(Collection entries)
+-------+

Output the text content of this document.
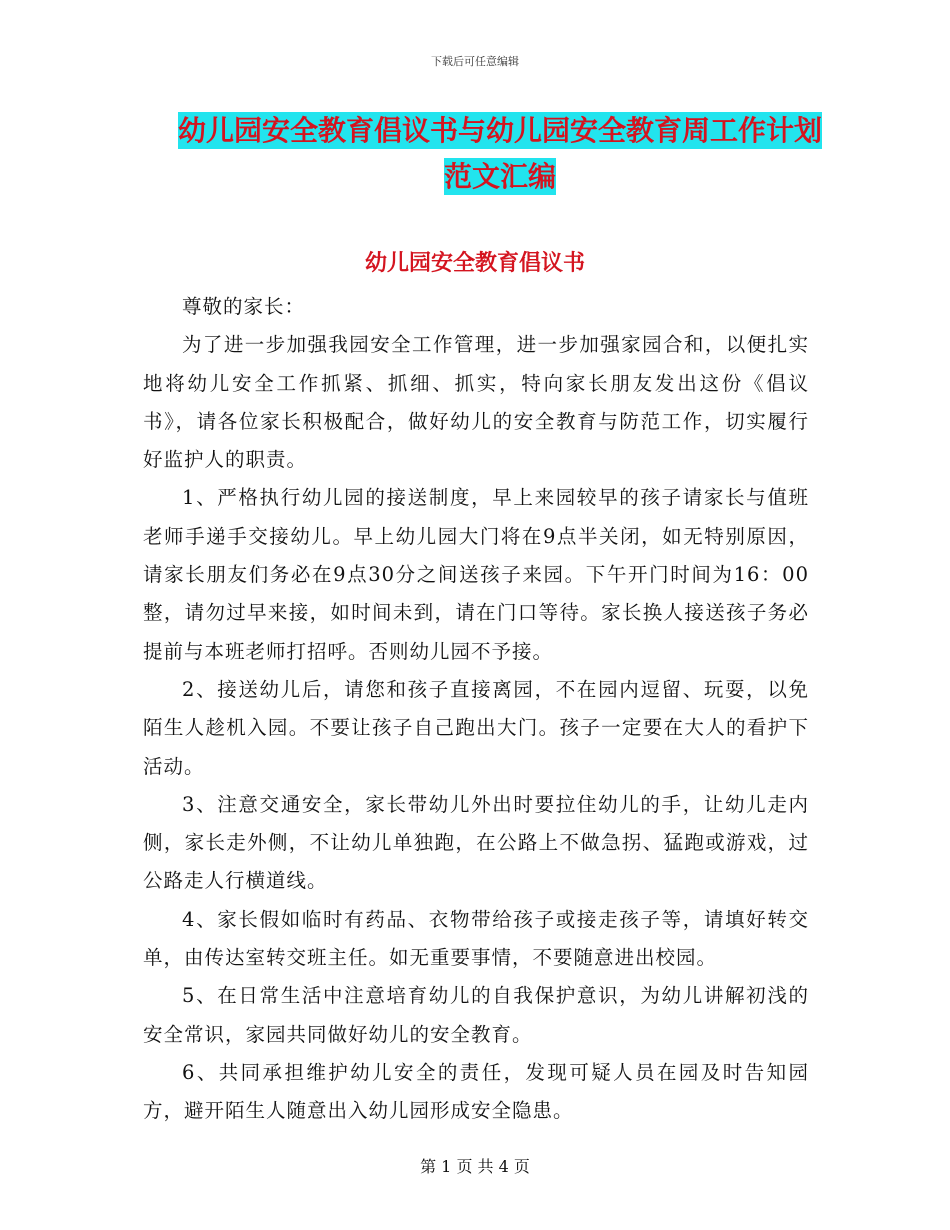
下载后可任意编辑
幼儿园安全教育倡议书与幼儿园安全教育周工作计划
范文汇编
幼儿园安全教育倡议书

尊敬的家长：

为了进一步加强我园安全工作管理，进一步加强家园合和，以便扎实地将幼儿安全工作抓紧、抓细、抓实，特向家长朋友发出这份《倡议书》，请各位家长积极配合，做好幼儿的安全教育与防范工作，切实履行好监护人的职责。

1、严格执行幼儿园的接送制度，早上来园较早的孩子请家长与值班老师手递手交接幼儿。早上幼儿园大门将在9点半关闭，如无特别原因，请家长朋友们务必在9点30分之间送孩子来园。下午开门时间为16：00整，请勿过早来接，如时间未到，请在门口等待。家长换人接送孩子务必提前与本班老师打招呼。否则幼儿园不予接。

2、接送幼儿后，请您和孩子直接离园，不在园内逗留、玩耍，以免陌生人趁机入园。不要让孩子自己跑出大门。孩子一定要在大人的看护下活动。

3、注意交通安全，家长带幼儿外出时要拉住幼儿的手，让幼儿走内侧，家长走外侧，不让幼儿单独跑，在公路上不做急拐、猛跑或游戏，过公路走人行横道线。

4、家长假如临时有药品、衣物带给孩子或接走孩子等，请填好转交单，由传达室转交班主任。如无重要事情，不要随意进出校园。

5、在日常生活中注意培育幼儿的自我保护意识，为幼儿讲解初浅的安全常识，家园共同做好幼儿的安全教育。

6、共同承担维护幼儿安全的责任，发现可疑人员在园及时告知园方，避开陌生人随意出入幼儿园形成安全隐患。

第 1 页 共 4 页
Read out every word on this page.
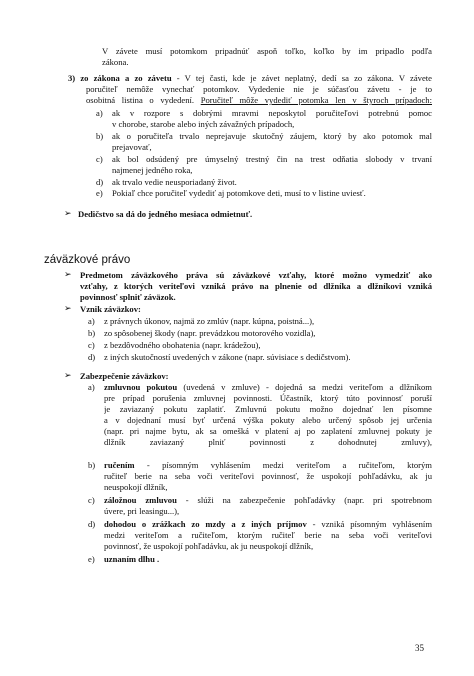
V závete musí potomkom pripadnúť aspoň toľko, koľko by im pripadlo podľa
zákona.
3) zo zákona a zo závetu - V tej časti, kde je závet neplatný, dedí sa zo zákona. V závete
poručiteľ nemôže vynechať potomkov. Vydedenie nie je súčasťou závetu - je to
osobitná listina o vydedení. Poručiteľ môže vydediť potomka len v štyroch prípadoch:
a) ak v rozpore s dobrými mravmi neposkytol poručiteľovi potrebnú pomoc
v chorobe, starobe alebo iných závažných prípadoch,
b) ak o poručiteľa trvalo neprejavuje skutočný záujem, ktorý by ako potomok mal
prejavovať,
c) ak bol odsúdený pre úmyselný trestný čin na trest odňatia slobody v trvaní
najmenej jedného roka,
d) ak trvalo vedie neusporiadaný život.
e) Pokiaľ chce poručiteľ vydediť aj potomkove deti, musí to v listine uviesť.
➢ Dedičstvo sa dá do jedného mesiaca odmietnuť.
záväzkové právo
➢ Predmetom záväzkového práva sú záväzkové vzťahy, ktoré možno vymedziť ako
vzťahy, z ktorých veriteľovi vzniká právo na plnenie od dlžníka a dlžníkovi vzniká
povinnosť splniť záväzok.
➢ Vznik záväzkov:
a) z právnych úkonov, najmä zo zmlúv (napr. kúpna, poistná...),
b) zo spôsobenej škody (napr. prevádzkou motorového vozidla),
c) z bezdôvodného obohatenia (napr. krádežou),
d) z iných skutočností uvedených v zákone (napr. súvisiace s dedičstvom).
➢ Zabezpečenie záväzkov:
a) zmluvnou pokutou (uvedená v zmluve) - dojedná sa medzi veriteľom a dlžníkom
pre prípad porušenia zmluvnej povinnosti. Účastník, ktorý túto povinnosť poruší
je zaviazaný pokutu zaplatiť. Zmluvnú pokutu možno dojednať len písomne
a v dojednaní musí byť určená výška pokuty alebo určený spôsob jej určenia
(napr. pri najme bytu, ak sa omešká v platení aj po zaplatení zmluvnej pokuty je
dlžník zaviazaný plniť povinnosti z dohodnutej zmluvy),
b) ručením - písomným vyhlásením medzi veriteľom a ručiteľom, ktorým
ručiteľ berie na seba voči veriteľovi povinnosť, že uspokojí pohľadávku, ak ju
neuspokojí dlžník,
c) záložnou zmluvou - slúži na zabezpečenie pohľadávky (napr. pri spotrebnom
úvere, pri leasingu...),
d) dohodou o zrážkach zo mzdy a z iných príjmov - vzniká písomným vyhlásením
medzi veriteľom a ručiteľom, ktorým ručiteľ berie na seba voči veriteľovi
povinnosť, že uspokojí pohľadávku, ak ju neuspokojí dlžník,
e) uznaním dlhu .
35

+-------+

Find every line in the records above that holds the word "ručiteľom", and copy each one.

b) ručením - písomným vyhlásením medzi veriteľom a ručiteľom, ktorým
medzi veriteľom a ručiteľom, ktorým ručiteľ berie na seba voči veriteľovi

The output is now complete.